- Task instructions
Reproduce all of the data word for word.

- Material shown
┌────────
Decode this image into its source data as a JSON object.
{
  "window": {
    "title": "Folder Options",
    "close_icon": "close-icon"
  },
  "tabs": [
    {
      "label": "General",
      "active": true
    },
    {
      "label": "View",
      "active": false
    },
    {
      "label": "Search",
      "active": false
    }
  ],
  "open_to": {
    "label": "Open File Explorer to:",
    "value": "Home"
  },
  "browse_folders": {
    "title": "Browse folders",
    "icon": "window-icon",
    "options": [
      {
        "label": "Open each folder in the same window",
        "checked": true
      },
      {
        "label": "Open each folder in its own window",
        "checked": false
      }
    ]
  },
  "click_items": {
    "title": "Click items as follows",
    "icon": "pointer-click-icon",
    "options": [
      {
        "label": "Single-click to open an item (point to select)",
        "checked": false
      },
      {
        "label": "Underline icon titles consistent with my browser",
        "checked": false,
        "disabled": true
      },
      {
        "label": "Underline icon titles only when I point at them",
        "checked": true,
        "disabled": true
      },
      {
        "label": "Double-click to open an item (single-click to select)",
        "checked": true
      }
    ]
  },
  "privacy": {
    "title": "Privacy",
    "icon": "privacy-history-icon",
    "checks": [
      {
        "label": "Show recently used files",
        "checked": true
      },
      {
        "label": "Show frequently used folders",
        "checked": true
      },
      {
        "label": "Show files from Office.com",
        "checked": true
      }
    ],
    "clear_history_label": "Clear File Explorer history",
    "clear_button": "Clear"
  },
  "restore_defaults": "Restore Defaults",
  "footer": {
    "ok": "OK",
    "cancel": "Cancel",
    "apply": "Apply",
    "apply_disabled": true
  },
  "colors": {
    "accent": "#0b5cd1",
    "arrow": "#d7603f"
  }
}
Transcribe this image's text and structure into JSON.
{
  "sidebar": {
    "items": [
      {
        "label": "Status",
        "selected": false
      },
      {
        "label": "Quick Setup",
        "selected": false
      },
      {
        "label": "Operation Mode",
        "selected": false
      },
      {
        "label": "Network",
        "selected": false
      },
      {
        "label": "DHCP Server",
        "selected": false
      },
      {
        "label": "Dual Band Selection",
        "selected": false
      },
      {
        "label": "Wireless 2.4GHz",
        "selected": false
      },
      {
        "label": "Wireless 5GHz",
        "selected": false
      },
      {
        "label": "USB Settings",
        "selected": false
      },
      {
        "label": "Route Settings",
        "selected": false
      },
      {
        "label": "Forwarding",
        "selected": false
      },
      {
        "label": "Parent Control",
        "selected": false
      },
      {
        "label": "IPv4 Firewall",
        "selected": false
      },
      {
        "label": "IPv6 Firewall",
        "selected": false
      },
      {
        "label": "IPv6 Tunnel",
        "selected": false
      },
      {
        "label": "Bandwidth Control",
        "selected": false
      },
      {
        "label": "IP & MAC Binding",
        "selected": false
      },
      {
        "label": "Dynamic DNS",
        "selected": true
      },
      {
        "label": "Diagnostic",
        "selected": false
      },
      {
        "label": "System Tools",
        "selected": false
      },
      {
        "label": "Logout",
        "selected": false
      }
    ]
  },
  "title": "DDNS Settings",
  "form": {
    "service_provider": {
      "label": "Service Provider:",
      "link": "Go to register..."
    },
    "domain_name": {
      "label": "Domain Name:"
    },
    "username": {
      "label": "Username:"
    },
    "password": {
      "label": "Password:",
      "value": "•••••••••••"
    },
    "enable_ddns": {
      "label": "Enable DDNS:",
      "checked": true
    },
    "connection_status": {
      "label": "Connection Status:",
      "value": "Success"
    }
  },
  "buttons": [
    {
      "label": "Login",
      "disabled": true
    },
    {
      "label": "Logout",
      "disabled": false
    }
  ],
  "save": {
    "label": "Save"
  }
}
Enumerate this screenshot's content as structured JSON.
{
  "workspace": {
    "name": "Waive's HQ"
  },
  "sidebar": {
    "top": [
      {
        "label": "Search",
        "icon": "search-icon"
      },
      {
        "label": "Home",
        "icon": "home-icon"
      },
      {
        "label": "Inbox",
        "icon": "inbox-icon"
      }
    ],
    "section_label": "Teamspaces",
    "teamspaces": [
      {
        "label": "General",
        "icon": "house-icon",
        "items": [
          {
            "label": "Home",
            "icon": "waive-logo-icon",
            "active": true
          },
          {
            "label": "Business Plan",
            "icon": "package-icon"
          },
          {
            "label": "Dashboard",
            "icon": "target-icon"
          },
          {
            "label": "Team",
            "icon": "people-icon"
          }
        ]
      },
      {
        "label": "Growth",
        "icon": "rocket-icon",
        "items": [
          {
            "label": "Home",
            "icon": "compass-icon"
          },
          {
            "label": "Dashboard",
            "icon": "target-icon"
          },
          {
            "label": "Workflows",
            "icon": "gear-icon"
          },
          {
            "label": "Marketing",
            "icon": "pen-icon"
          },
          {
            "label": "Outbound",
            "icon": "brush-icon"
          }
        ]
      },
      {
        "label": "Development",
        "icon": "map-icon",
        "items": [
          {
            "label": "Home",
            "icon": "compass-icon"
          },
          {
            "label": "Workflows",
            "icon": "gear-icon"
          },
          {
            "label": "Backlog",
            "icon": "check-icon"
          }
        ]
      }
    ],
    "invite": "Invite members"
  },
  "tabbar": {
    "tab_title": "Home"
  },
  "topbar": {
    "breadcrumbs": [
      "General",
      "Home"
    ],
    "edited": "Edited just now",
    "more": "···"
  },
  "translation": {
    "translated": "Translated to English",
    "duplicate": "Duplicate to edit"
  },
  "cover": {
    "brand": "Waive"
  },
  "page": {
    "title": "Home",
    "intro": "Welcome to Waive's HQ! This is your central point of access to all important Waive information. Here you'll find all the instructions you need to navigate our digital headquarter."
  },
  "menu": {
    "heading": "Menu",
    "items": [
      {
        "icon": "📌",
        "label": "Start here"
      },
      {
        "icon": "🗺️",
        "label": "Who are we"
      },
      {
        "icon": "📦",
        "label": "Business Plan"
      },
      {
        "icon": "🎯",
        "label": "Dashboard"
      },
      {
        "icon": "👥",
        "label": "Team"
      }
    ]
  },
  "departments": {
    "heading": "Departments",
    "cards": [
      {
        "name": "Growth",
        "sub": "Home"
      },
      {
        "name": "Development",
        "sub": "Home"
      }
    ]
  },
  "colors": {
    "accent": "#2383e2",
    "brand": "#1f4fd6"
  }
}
└────────
- Written response
Decode this image into its source data as a JSON object.
{
  "window": {
    "title": "Folder Options",
    "close_icon": "close-icon"
  },
  "tabs": [
    {
      "label": "General",
      "active": true
    },
    {
      "label": "View",
      "active": false
    },
    {
      "label": "Search",
      "active": false
    }
  ],
  "open_to": {
    "label": "Open File Explorer to:",
    "value": "Home"
  },
  "browse_folders": {
    "title": "Browse folders",
    "icon": "window-icon",
    "options": [
      {
        "label": "Open each folder in the same window",
        "checked": true
      },
      {
        "label": "Open each folder in its own window",
        "checked": false
      }
    ]
  },
  "click_items": {
    "title": "Click items as follows",
    "icon": "pointer-click-icon",
    "options": [
      {
        "label": "Single-click to open an item (point to select)",
        "checked": false
      },
      {
        "label": "Underline icon titles consistent with my browser",
        "checked": false,
        "disabled": true
      },
      {
        "label": "Underline icon titles only when I point at them",
        "checked": true,
        "disabled": true
      },
      {
        "label": "Double-click to open an item (single-click to select)",
        "checked": true
      }
    ]
  },
  "privacy": {
    "title": "Privacy",
    "icon": "privacy-history-icon",
    "checks": [
      {
        "label": "Show recently used files",
        "checked": true
      },
      {
        "label": "Show frequently used folders",
        "checked": true
      },
      {
        "label": "Show files from Office.com",
        "checked": true
      }
    ],
    "clear_history_label": "Clear File Explorer history",
    "clear_button": "Clear"
  },
  "restore_defaults": "Restore Defaults",
  "footer": {
    "ok": "OK",
    "cancel": "Cancel",
    "apply": "Apply",
    "apply_disabled": true
  },
  "colors": {
    "accent": "#0b5cd1",
    "arrow": "#d7603f"
  }
}
Transcribe this image's text and structure into JSON.
{
  "sidebar": {
    "items": [
      {
        "label": "Status",
        "selected": false
      },
      {
        "label": "Quick Setup",
        "selected": false
      },
      {
        "label": "Operation Mode",
        "selected": false
      },
      {
        "label": "Network",
        "selected": false
      },
      {
        "label": "DHCP Server",
        "selected": false
      },
      {
        "label": "Dual Band Selection",
        "selected": false
      },
      {
        "label": "Wireless 2.4GHz",
        "selected": false
      },
      {
        "label": "Wireless 5GHz",
        "selected": false
      },
      {
        "label": "USB Settings",
        "selected": false
      },
      {
        "label": "Route Settings",
        "selected": false
      },
      {
        "label": "Forwarding",
        "selected": false
      },
      {
        "label": "Parent Control",
        "selected": false
      },
      {
        "label": "IPv4 Firewall",
        "selected": false
      },
      {
        "label": "IPv6 Firewall",
        "selected": false
      },
      {
        "label": "IPv6 Tunnel",
        "selected": false
      },
      {
        "label": "Bandwidth Control",
        "selected": false
      },
      {
        "label": "IP & MAC Binding",
        "selected": false
      },
      {
        "label": "Dynamic DNS",
        "selected": true
      },
      {
        "label": "Diagnostic",
        "selected": false
      },
      {
        "label": "System Tools",
        "selected": false
      },
      {
        "label": "Logout",
        "selected": false
      }
    ]
  },
  "title": "DDNS Settings",
  "form": {
    "service_provider": {
      "label": "Service Provider:",
      "link": "Go to register..."
    },
    "domain_name": {
      "label": "Domain Name:"
    },
    "username": {
      "label": "Username:"
    },
    "password": {
      "label": "Password:",
      "value": "•••••••••••"
    },
    "enable_ddns": {
      "label": "Enable DDNS:",
      "checked": true
    },
    "connection_status": {
      "label": "Connection Status:",
      "value": "Success"
    }
  },
  "buttons": [
    {
      "label": "Login",
      "disabled": true
    },
    {
      "label": "Logout",
      "disabled": false
    }
  ],
  "save": {
    "label": "Save"
  }
}
Enumerate this screenshot's content as structured JSON.
{
  "workspace": {
    "name": "Waive's HQ"
  },
  "sidebar": {
    "top": [
      {
        "label": "Search",
        "icon": "search-icon"
      },
      {
        "label": "Home",
        "icon": "home-icon"
      },
      {
        "label": "Inbox",
        "icon": "inbox-icon"
      }
    ],
    "section_label": "Teamspaces",
    "teamspaces": [
      {
        "label": "General",
        "icon": "house-icon",
        "items": [
          {
            "label": "Home",
            "icon": "waive-logo-icon",
            "active": true
          },
          {
            "label": "Business Plan",
            "icon": "package-icon"
          },
          {
            "label": "Dashboard",
            "icon": "target-icon"
          },
          {
            "label": "Team",
            "icon": "people-icon"
          }
        ]
      },
      {
        "label": "Growth",
        "icon": "rocket-icon",
        "items": [
          {
            "label": "Home",
            "icon": "compass-icon"
          },
          {
            "label": "Dashboard",
            "icon": "target-icon"
          },
          {
            "label": "Workflows",
            "icon": "gear-icon"
          },
          {
            "label": "Marketing",
            "icon": "pen-icon"
          },
          {
            "label": "Outbound",
            "icon": "brush-icon"
          }
        ]
      },
      {
        "label": "Development",
        "icon": "map-icon",
        "items": [
          {
            "label": "Home",
            "icon": "compass-icon"
          },
          {
            "label": "Workflows",
            "icon": "gear-icon"
          },
          {
            "label": "Backlog",
            "icon": "check-icon"
          }
        ]
      }
    ],
    "invite": "Invite members"
  },
  "tabbar": {
    "tab_title": "Home"
  },
  "topbar": {
    "breadcrumbs": [
      "General",
      "Home"
    ],
    "edited": "Edited just now",
    "more": "···"
  },
  "translation": {
    "translated": "Translated to English",
    "duplicate": "Duplicate to edit"
  },
  "cover": {
    "brand": "Waive"
  },
  "page": {
    "title": "Home",
    "intro": "Welcome to Waive's HQ! This is your central point of access to all important Waive information. Here you'll find all the instructions you need to navigate our digital headquarter."
  },
  "menu": {
    "heading": "Menu",
    "items": [
      {
        "icon": "📌",
        "label": "Start here"
      },
      {
        "icon": "🗺️",
        "label": "Who are we"
      },
      {
        "icon": "📦",
        "label": "Business Plan"
      },
      {
        "icon": "🎯",
        "label": "Dashboard"
      },
      {
        "icon": "👥",
        "label": "Team"
      }
    ]
  },
  "departments": {
    "heading": "Departments",
    "cards": [
      {
        "name": "Growth",
        "sub": "Home"
      },
      {
        "name": "Development",
        "sub": "Home"
      }
    ]
  },
  "colors": {
    "accent": "#2383e2",
    "brand": "#1f4fd6"
  }
}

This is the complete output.